OBJECTIVE: Copy out all of the data exactly as it appears.

(Stored data)
>>>

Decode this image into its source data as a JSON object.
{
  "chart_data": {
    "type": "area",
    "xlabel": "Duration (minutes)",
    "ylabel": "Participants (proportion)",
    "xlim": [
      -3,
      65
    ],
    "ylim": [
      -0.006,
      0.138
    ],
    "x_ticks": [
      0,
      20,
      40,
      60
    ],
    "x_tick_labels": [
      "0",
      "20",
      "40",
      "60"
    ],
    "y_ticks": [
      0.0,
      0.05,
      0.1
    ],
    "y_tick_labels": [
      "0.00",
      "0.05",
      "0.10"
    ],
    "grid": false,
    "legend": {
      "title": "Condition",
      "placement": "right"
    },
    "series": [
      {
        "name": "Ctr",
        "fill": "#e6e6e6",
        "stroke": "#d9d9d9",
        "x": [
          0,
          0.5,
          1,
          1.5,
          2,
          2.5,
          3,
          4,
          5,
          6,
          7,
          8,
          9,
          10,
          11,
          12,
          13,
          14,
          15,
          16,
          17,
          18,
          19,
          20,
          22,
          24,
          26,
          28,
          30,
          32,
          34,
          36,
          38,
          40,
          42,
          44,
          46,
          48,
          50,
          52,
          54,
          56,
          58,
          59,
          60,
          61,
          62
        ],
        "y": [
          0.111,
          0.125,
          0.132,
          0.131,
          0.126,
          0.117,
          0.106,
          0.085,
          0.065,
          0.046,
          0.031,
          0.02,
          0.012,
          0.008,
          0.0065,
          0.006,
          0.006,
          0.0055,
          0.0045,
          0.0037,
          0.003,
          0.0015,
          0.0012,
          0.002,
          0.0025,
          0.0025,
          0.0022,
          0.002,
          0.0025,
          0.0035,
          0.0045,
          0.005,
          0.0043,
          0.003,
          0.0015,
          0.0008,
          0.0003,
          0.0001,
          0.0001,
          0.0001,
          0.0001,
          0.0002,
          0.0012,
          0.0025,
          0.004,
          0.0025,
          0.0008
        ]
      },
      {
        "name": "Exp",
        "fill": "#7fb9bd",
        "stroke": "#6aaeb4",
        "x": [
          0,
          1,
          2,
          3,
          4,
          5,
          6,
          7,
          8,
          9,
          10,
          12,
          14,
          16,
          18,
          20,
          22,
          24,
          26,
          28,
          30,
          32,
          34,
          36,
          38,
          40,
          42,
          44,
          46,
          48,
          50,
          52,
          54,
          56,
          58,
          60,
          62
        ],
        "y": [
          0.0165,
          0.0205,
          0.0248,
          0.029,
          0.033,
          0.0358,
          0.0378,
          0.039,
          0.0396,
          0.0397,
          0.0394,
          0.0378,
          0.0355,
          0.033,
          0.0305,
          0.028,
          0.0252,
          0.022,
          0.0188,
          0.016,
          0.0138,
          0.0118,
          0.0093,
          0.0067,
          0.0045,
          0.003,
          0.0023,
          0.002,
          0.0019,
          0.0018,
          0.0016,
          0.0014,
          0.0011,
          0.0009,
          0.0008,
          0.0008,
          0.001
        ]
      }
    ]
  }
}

<<<

THE REPLY:
Decode this image into its source data as a JSON object.
{
  "chart_data": {
    "type": "area",
    "xlabel": "Duration (minutes)",
    "ylabel": "Participants (proportion)",
    "xlim": [
      -3,
      65
    ],
    "ylim": [
      -0.006,
      0.138
    ],
    "x_ticks": [
      0,
      20,
      40,
      60
    ],
    "x_tick_labels": [
      "0",
      "20",
      "40",
      "60"
    ],
    "y_ticks": [
      0.0,
      0.05,
      0.1
    ],
    "y_tick_labels": [
      "0.00",
      "0.05",
      "0.10"
    ],
    "grid": false,
    "legend": {
      "title": "Condition",
      "placement": "right"
    },
    "series": [
      {
        "name": "Ctr",
        "fill": "#e6e6e6",
        "stroke": "#d9d9d9",
        "x": [
          0,
          0.5,
          1,
          1.5,
          2,
          2.5,
          3,
          4,
          5,
          6,
          7,
          8,
          9,
          10,
          11,
          12,
          13,
          14,
          15,
          16,
          17,
          18,
          19,
          20,
          22,
          24,
          26,
          28,
          30,
          32,
          34,
          36,
          38,
          40,
          42,
          44,
          46,
          48,
          50,
          52,
          54,
          56,
          58,
          59,
          60,
          61,
          62
        ],
        "y": [
          0.111,
          0.125,
          0.132,
          0.131,
          0.126,
          0.117,
          0.106,
          0.085,
          0.065,
          0.046,
          0.031,
          0.02,
          0.012,
          0.008,
          0.0065,
          0.006,
          0.006,
          0.0055,
          0.0045,
          0.0037,
          0.003,
          0.0015,
          0.0012,
          0.002,
          0.0025,
          0.0025,
          0.0022,
          0.002,
          0.0025,
          0.0035,
          0.0045,
          0.005,
          0.0043,
          0.003,
          0.0015,
          0.0008,
          0.0003,
          0.0001,
          0.0001,
          0.0001,
          0.0001,
          0.0002,
          0.0012,
          0.0025,
          0.004,
          0.0025,
          0.0008
        ]
      },
      {
        "name": "Exp",
        "fill": "#7fb9bd",
        "stroke": "#6aaeb4",
        "x": [
          0,
          1,
          2,
          3,
          4,
          5,
          6,
          7,
          8,
          9,
          10,
          12,
          14,
          16,
          18,
          20,
          22,
          24,
          26,
          28,
          30,
          32,
          34,
          36,
          38,
          40,
          42,
          44,
          46,
          48,
          50,
          52,
          54,
          56,
          58,
          60,
          62
        ],
        "y": [
          0.0165,
          0.0205,
          0.0248,
          0.029,
          0.033,
          0.0358,
          0.0378,
          0.039,
          0.0396,
          0.0397,
          0.0394,
          0.0378,
          0.0355,
          0.033,
          0.0305,
          0.028,
          0.0252,
          0.022,
          0.0188,
          0.016,
          0.0138,
          0.0118,
          0.0093,
          0.0067,
          0.0045,
          0.003,
          0.0023,
          0.002,
          0.0019,
          0.0018,
          0.0016,
          0.0014,
          0.0011,
          0.0009,
          0.0008,
          0.0008,
          0.001
        ]
      }
    ]
  }
}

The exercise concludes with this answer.